Job.
Could you write out every entry exactly as it stands?

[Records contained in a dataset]

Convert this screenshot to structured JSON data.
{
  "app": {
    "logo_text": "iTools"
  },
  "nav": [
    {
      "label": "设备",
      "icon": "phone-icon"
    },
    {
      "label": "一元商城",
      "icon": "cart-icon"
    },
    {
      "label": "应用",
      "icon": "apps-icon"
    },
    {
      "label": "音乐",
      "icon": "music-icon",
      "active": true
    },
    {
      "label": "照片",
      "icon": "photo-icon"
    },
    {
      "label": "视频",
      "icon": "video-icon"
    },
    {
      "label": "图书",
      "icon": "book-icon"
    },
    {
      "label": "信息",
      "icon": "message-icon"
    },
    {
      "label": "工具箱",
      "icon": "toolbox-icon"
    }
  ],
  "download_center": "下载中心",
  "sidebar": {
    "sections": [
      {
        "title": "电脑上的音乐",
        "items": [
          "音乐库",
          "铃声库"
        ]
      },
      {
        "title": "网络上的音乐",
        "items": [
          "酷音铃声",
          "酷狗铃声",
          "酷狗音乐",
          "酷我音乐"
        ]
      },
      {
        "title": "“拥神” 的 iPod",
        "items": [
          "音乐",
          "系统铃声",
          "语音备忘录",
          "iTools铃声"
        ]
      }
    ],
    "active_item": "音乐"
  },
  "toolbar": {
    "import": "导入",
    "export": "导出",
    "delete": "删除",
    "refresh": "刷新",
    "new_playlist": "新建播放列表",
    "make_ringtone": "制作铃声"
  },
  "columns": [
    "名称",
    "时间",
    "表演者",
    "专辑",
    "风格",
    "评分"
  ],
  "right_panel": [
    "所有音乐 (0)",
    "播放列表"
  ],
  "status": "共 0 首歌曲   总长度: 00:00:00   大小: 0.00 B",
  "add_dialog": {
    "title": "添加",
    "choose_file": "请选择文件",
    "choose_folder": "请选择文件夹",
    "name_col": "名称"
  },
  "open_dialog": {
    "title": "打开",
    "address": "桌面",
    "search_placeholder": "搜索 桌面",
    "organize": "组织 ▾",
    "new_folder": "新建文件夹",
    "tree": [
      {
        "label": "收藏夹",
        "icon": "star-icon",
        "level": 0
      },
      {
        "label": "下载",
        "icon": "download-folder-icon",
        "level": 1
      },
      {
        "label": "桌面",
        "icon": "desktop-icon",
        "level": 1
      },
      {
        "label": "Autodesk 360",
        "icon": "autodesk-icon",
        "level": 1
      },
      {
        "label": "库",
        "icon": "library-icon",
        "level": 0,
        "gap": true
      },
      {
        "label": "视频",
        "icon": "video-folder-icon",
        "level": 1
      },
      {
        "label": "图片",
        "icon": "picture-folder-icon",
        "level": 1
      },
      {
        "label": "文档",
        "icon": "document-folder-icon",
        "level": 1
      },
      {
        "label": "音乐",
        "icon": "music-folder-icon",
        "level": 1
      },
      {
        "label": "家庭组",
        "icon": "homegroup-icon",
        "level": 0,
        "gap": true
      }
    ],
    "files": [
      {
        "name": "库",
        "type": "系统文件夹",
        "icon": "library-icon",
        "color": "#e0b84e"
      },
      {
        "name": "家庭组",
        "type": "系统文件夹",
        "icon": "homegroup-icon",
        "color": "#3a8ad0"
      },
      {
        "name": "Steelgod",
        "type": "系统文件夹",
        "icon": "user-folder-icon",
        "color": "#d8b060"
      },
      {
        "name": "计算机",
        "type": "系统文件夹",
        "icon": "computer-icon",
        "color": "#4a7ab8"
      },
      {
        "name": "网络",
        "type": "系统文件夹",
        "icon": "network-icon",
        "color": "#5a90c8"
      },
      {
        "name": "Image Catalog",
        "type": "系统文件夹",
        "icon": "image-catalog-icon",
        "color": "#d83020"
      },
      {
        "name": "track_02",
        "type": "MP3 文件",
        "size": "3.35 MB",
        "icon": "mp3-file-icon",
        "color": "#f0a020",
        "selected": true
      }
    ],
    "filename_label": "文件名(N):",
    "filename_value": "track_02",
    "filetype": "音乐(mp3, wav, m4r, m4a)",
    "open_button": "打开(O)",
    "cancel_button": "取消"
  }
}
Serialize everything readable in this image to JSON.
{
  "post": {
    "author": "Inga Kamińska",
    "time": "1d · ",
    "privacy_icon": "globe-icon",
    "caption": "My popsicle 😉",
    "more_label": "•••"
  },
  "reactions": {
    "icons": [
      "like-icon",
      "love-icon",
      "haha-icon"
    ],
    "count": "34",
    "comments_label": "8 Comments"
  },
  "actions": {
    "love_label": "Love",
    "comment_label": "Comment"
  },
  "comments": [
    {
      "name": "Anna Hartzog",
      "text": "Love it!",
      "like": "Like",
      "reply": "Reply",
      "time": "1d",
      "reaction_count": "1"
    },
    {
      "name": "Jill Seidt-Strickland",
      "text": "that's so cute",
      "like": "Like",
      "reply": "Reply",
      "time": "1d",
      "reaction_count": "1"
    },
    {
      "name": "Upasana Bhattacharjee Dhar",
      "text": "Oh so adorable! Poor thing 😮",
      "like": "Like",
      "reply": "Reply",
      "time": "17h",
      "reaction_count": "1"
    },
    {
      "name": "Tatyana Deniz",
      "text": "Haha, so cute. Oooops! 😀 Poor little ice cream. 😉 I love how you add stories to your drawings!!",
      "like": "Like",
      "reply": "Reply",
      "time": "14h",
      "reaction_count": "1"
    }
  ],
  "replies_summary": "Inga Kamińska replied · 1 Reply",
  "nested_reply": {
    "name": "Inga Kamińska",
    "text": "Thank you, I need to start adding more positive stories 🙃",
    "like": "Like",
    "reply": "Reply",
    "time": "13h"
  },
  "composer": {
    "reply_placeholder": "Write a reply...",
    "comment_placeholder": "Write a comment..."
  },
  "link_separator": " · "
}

Exercise answer.
Convert this screenshot to structured JSON data.
{
  "app": {
    "logo_text": "iTools"
  },
  "nav": [
    {
      "label": "设备",
      "icon": "phone-icon"
    },
    {
      "label": "一元商城",
      "icon": "cart-icon"
    },
    {
      "label": "应用",
      "icon": "apps-icon"
    },
    {
      "label": "音乐",
      "icon": "music-icon",
      "active": true
    },
    {
      "label": "照片",
      "icon": "photo-icon"
    },
    {
      "label": "视频",
      "icon": "video-icon"
    },
    {
      "label": "图书",
      "icon": "book-icon"
    },
    {
      "label": "信息",
      "icon": "message-icon"
    },
    {
      "label": "工具箱",
      "icon": "toolbox-icon"
    }
  ],
  "download_center": "下载中心",
  "sidebar": {
    "sections": [
      {
        "title": "电脑上的音乐",
        "items": [
          "音乐库",
          "铃声库"
        ]
      },
      {
        "title": "网络上的音乐",
        "items": [
          "酷音铃声",
          "酷狗铃声",
          "酷狗音乐",
          "酷我音乐"
        ]
      },
      {
        "title": "“拥神” 的 iPod",
        "items": [
          "音乐",
          "系统铃声",
          "语音备忘录",
          "iTools铃声"
        ]
      }
    ],
    "active_item": "音乐"
  },
  "toolbar": {
    "import": "导入",
    "export": "导出",
    "delete": "删除",
    "refresh": "刷新",
    "new_playlist": "新建播放列表",
    "make_ringtone": "制作铃声"
  },
  "columns": [
    "名称",
    "时间",
    "表演者",
    "专辑",
    "风格",
    "评分"
  ],
  "right_panel": [
    "所有音乐 (0)",
    "播放列表"
  ],
  "status": "共 0 首歌曲   总长度: 00:00:00   大小: 0.00 B",
  "add_dialog": {
    "title": "添加",
    "choose_file": "请选择文件",
    "choose_folder": "请选择文件夹",
    "name_col": "名称"
  },
  "open_dialog": {
    "title": "打开",
    "address": "桌面",
    "search_placeholder": "搜索 桌面",
    "organize": "组织 ▾",
    "new_folder": "新建文件夹",
    "tree": [
      {
        "label": "收藏夹",
        "icon": "star-icon",
        "level": 0
      },
      {
        "label": "下载",
        "icon": "download-folder-icon",
        "level": 1
      },
      {
        "label": "桌面",
        "icon": "desktop-icon",
        "level": 1
      },
      {
        "label": "Autodesk 360",
        "icon": "autodesk-icon",
        "level": 1
      },
      {
        "label": "库",
        "icon": "library-icon",
        "level": 0,
        "gap": true
      },
      {
        "label": "视频",
        "icon": "video-folder-icon",
        "level": 1
      },
      {
        "label": "图片",
        "icon": "picture-folder-icon",
        "level": 1
      },
      {
        "label": "文档",
        "icon": "document-folder-icon",
        "level": 1
      },
      {
        "label": "音乐",
        "icon": "music-folder-icon",
        "level": 1
      },
      {
        "label": "家庭组",
        "icon": "homegroup-icon",
        "level": 0,
        "gap": true
      }
    ],
    "files": [
      {
        "name": "库",
        "type": "系统文件夹",
        "icon": "library-icon",
        "color": "#e0b84e"
      },
      {
        "name": "家庭组",
        "type": "系统文件夹",
        "icon": "homegroup-icon",
        "color": "#3a8ad0"
      },
      {
        "name": "Steelgod",
        "type": "系统文件夹",
        "icon": "user-folder-icon",
        "color": "#d8b060"
      },
      {
        "name": "计算机",
        "type": "系统文件夹",
        "icon": "computer-icon",
        "color": "#4a7ab8"
      },
      {
        "name": "网络",
        "type": "系统文件夹",
        "icon": "network-icon",
        "color": "#5a90c8"
      },
      {
        "name": "Image Catalog",
        "type": "系统文件夹",
        "icon": "image-catalog-icon",
        "color": "#d83020"
      },
      {
        "name": "track_02",
        "type": "MP3 文件",
        "size": "3.35 MB",
        "icon": "mp3-file-icon",
        "color": "#f0a020",
        "selected": true
      }
    ],
    "filename_label": "文件名(N):",
    "filename_value": "track_02",
    "filetype": "音乐(mp3, wav, m4r, m4a)",
    "open_button": "打开(O)",
    "cancel_button": "取消"
  }
}
Serialize everything readable in this image to JSON.
{
  "post": {
    "author": "Inga Kamińska",
    "time": "1d · ",
    "privacy_icon": "globe-icon",
    "caption": "My popsicle 😉",
    "more_label": "•••"
  },
  "reactions": {
    "icons": [
      "like-icon",
      "love-icon",
      "haha-icon"
    ],
    "count": "34",
    "comments_label": "8 Comments"
  },
  "actions": {
    "love_label": "Love",
    "comment_label": "Comment"
  },
  "comments": [
    {
      "name": "Anna Hartzog",
      "text": "Love it!",
      "like": "Like",
      "reply": "Reply",
      "time": "1d",
      "reaction_count": "1"
    },
    {
      "name": "Jill Seidt-Strickland",
      "text": "that's so cute",
      "like": "Like",
      "reply": "Reply",
      "time": "1d",
      "reaction_count": "1"
    },
    {
      "name": "Upasana Bhattacharjee Dhar",
      "text": "Oh so adorable! Poor thing 😮",
      "like": "Like",
      "reply": "Reply",
      "time": "17h",
      "reaction_count": "1"
    },
    {
      "name": "Tatyana Deniz",
      "text": "Haha, so cute. Oooops! 😀 Poor little ice cream. 😉 I love how you add stories to your drawings!!",
      "like": "Like",
      "reply": "Reply",
      "time": "14h",
      "reaction_count": "1"
    }
  ],
  "replies_summary": "Inga Kamińska replied · 1 Reply",
  "nested_reply": {
    "name": "Inga Kamińska",
    "text": "Thank you, I need to start adding more positive stories 🙃",
    "like": "Like",
    "reply": "Reply",
    "time": "13h"
  },
  "composer": {
    "reply_placeholder": "Write a reply...",
    "comment_placeholder": "Write a comment..."
  },
  "link_separator": " · "
}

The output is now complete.